## EXERCISE PROMPT
State only the count of lines in the listing below that hold "politycznych".

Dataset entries

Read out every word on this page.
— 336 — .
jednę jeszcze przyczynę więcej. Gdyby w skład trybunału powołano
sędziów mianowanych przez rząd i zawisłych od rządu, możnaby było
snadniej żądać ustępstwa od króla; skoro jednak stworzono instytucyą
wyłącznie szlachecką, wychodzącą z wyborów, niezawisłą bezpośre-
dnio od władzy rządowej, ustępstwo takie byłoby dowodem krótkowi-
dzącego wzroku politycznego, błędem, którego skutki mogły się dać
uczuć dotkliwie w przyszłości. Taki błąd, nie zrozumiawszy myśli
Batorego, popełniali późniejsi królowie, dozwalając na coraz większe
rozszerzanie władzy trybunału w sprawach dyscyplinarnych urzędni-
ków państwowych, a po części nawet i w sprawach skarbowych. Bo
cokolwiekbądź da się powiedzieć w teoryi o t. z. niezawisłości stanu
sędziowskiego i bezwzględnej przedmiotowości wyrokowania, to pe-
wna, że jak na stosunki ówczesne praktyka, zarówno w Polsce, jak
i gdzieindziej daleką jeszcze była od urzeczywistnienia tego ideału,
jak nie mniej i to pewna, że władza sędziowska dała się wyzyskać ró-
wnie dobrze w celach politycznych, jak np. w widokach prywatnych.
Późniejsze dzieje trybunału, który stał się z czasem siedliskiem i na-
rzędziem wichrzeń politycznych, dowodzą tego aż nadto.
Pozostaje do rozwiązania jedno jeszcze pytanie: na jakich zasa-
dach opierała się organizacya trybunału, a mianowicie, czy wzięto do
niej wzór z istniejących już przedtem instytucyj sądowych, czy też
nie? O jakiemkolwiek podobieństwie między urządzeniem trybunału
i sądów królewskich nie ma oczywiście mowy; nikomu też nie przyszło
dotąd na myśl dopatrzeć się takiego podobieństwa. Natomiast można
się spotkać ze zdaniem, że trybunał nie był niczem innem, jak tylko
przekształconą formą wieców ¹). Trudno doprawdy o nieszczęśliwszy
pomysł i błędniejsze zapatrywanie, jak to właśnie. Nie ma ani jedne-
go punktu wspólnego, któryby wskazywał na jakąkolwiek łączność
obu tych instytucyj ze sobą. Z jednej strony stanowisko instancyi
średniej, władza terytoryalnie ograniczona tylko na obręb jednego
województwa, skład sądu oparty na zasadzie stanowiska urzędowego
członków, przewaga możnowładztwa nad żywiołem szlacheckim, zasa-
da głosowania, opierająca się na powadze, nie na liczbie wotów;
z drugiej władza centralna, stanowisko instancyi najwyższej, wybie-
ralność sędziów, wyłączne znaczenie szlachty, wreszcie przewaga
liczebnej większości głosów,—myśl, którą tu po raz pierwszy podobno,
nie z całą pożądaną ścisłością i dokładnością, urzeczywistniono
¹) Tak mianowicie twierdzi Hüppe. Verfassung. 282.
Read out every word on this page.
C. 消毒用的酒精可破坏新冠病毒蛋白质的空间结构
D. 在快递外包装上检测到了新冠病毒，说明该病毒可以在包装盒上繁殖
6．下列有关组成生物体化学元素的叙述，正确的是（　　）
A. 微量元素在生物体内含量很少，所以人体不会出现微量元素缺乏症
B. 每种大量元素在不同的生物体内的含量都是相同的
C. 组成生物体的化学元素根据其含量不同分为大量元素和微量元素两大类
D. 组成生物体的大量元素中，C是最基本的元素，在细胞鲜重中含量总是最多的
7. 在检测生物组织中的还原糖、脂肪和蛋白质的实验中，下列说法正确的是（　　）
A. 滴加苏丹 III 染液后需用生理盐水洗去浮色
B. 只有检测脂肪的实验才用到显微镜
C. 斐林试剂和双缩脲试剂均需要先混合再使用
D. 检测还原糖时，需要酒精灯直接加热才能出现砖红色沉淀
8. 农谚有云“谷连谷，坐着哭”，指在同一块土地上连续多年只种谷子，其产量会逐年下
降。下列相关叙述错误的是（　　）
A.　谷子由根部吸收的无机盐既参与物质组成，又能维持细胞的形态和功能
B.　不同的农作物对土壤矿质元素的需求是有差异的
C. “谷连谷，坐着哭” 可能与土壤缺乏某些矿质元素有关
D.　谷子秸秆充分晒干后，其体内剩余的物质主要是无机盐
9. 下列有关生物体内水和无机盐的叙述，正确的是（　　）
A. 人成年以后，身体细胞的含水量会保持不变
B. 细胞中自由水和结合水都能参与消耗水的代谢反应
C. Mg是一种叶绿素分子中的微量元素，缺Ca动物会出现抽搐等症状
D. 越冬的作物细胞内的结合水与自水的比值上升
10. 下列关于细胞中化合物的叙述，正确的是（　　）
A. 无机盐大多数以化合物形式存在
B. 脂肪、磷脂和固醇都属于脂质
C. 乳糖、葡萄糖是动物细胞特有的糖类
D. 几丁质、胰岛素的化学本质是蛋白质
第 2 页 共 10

## ANSWER TO THIS PROBLEM
2